▸ What you are asked to do: Copy every line of the data that includes the string "donner".

▸ Records for the task:

******************************

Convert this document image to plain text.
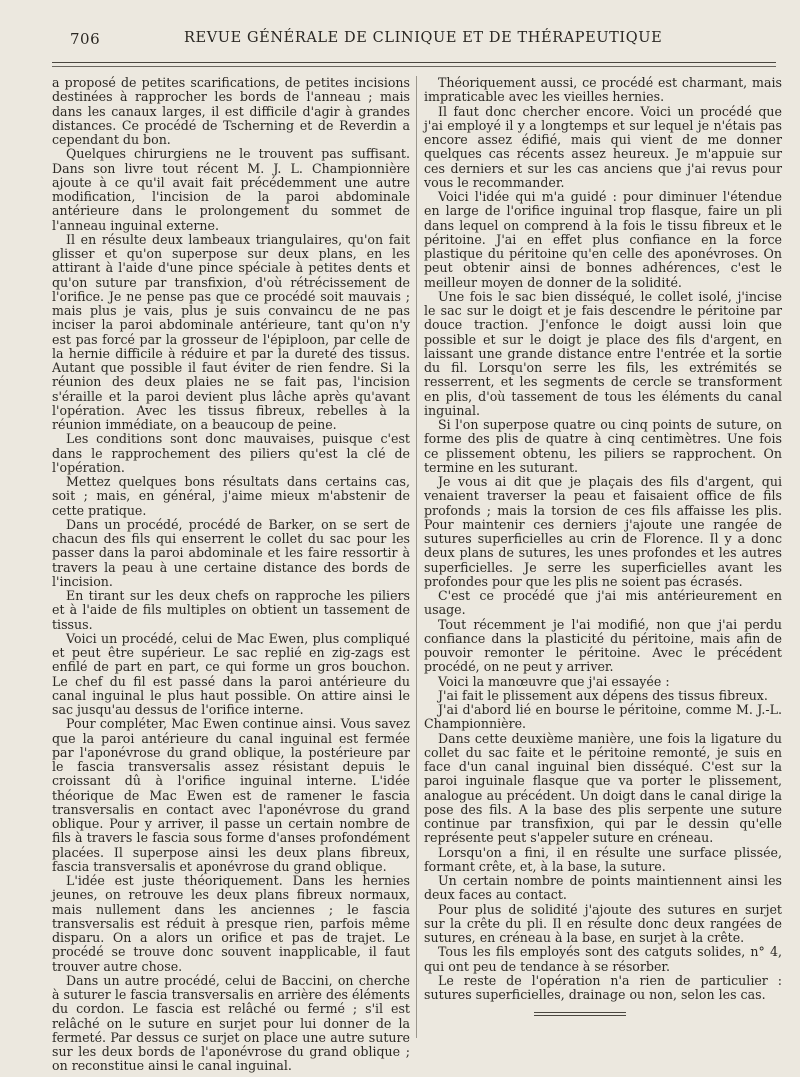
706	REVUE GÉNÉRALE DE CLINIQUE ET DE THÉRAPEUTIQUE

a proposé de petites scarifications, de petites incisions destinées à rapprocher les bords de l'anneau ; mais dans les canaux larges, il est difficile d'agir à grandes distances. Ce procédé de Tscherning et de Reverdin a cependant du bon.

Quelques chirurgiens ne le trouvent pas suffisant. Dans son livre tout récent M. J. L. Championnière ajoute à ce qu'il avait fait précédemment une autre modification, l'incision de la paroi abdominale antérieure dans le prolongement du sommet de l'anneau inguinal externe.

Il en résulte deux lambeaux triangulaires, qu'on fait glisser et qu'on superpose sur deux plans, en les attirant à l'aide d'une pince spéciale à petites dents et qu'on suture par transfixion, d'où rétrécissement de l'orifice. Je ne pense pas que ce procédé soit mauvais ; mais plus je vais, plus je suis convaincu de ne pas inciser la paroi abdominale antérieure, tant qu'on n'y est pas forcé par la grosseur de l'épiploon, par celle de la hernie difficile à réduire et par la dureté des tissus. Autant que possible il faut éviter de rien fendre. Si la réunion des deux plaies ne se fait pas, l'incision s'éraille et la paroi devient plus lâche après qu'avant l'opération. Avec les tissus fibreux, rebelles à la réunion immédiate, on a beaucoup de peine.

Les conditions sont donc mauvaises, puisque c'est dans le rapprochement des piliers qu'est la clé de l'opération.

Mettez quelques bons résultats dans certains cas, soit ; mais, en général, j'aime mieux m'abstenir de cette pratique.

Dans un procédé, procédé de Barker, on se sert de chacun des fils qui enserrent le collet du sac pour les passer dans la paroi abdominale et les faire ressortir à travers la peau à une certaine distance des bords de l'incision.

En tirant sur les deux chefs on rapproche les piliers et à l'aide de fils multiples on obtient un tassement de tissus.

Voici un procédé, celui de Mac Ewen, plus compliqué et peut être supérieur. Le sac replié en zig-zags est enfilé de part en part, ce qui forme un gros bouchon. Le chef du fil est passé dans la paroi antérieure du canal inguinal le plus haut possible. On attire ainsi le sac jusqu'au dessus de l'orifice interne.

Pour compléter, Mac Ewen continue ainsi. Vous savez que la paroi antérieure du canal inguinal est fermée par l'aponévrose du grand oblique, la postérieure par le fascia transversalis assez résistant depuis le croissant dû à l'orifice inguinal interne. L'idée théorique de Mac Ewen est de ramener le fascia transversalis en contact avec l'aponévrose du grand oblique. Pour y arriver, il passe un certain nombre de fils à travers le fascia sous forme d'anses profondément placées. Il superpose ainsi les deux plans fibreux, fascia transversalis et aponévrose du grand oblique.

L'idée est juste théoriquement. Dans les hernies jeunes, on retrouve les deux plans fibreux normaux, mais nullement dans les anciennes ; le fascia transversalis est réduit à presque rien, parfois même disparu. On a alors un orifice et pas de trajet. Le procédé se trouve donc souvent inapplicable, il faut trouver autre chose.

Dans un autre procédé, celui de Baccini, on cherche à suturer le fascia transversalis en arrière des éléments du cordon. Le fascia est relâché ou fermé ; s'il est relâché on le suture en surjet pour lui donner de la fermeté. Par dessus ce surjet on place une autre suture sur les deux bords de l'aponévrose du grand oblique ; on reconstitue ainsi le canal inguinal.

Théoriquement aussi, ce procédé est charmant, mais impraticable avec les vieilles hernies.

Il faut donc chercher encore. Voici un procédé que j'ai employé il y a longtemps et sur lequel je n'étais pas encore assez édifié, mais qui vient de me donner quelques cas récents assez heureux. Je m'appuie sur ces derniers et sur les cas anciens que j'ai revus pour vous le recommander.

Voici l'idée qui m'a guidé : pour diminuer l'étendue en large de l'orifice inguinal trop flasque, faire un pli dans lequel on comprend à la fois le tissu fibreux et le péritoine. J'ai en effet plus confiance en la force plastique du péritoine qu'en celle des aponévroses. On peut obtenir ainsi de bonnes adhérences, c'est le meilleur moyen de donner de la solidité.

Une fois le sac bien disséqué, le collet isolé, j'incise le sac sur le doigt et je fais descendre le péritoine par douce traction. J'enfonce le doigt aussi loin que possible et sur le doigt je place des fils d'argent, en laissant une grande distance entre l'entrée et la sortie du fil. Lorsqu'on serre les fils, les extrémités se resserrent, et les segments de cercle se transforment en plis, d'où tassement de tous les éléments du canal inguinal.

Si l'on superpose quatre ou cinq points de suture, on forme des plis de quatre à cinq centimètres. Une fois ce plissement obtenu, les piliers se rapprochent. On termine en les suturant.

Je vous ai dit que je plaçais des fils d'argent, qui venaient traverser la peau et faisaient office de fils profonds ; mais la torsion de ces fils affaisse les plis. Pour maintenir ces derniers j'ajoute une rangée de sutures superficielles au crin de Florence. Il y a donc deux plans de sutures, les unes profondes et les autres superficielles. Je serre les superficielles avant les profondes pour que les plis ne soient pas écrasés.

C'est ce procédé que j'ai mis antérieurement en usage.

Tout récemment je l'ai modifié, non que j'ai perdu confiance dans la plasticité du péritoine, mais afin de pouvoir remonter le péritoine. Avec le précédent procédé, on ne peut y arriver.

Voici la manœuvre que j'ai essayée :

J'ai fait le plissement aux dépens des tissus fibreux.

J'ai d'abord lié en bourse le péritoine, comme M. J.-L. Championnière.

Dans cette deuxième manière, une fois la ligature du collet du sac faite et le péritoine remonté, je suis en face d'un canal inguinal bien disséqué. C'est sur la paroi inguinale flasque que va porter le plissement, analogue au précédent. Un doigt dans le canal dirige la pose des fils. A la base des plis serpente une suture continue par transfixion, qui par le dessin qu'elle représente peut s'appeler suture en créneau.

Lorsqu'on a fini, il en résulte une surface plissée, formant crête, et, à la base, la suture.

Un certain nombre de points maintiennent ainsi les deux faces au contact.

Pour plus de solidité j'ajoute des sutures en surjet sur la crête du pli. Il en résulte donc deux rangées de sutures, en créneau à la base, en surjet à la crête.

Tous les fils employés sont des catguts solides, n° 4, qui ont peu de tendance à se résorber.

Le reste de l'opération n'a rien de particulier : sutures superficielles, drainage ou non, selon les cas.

******************************

▸ Response to the exercise:
Dans un autre procédé, celui de Baccini, on cherche à suturer le fascia transversalis en arrière des éléments du cordon. Le fascia est relâché ou fermé ; s'il est relâché on le suture en surjet pour lui donner de la fermeté. Par dessus ce surjet on place une autre suture sur les deux bords de l'aponévrose du grand oblique ; on reconstitue ainsi le canal inguinal.
Il faut donc chercher encore. Voici un procédé que j'ai employé il y a longtemps et sur lequel je n'étais pas encore assez édifié, mais qui vient de me donner quelques cas récents assez heureux. Je m'appuie sur ces derniers et sur les cas anciens que j'ai revus pour vous le recommander.
Voici l'idée qui m'a guidé : pour diminuer l'étendue en large de l'orifice inguinal trop flasque, faire un pli dans lequel on comprend à la fois le tissu fibreux et le péritoine. J'ai en effet plus confiance en la force plastique du péritoine qu'en celle des aponévroses. On peut obtenir ainsi de bonnes adhérences, c'est le meilleur moyen de donner de la solidité.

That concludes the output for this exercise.